• PROMPT A: In the race report on Herta's crash, how many of the 80 laps did Herta lead?
• PROMPT B: List the drivers whom Herta overtook in the six laps before his crash, according to the race report.
• PROMPT C: Pick up the report on Herta's crash after its final sentence and carry it forward.

• PAGE TEXT:
----
Having been the fastest driver in both practice sessions and taking pole position by an overwhelming margin, Herta led more laps than any other driver on Sunday. But after losing the lead to Ericsson, Herta was pressing his rival when he took too much speed into turn nine and smashed into a concrete wall.

Herta summed up what happened as “tunnel vision, man.”

“I feel terrible,” he told NBC after the race. “We had the car all weekend to win, and I just…threw it away. I feel really bad. I’m okay, though.”

His crash was the last in a race which saw a total of nine caution periods and two red flags.

“This place is brutal,” said Herta. “Congrats to Marcus, he drove a hell of a race at the end. I didn’t think he was going to make it, and he just kept pulling away from me. So, good job to him.

“I just feel terrible for the team, and everybody involved… it was just terrible on my part.”

Herta led 39 of the 80 laps. Prior to his crash, the Andretti driver had fallen to sixth, but within six laps, he had overtaken Felix Rosenqvist, James Hinchcliffe, Ryan Hunter-Reay and Scott Dixon to close within a second of Ericsson.
----
• COLLECTED MATERIAL:
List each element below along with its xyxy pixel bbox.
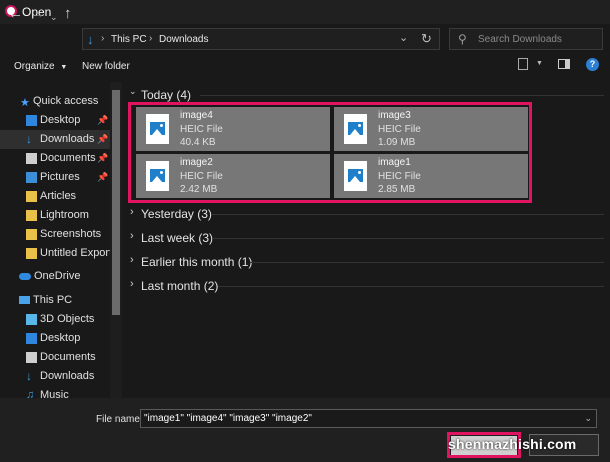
----
• FINAL ANSWER A: 39

• FINAL ANSWER B: Felix Rosenqvist, James Hinchcliffe, Ryan Hunter-Reay and Scott Dixon

• FINAL ANSWER C:
The Ganassi driver had made his final routine pit stop seven laps before Herta. “I knew he had to save fuel, I didn’t quite know how close it was going to be,” Herta said. “I thought he was going to make it. I wasn’t sure if he was going to have to make a big fuel number, or just keep going how he was.

“I think he just had a lot more push-to-pass than I did. He was using a lot more push-to-pass than me,” Herta said, trying to explain his straight line speed deficit to Ericsson – who also ran a lower downforce setting than most of the other front-runners.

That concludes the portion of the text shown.